**Written task**
Filter the entries below, keeping every line that has the word "name".

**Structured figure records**
---*---
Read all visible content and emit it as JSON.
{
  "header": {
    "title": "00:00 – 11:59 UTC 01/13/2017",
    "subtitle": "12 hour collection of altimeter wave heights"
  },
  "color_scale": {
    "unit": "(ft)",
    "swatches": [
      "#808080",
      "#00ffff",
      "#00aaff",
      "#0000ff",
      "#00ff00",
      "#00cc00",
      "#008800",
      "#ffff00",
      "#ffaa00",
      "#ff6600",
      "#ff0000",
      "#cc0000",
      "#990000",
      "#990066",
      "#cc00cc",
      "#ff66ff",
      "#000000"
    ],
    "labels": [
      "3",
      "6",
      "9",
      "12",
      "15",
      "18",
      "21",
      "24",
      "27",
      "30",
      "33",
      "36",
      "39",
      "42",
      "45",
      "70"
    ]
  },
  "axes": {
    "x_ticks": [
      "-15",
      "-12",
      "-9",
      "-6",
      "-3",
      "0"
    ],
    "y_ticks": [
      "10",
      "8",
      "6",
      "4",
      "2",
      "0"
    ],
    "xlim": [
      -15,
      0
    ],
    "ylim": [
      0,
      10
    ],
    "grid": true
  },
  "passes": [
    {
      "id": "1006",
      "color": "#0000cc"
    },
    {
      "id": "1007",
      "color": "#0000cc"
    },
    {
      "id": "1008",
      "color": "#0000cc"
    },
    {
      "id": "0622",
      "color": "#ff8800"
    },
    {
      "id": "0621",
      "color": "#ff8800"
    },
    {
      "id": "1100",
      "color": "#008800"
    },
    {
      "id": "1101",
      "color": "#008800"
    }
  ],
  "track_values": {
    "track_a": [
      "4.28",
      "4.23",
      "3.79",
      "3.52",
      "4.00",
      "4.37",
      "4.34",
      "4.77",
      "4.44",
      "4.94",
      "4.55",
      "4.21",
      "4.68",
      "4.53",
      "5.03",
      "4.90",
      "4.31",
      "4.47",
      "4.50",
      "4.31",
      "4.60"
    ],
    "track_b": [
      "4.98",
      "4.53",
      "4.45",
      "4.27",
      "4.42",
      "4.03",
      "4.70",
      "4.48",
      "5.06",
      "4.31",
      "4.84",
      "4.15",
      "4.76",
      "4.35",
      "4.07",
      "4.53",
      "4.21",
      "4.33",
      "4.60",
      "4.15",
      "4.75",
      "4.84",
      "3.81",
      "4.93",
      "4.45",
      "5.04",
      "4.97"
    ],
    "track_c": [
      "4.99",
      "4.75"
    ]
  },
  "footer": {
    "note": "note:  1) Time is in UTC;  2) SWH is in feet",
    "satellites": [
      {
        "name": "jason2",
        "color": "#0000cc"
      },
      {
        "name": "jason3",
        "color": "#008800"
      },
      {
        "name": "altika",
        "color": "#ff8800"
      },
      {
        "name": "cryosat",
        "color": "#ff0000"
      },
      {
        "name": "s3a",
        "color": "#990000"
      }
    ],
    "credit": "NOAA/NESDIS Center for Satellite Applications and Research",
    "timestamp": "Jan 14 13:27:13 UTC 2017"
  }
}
---*---
**Correct result**
        "name": "jason2",
        "name": "jason3",
        "name": "altika",
        "name": "cryosat",
        "name": "s3a",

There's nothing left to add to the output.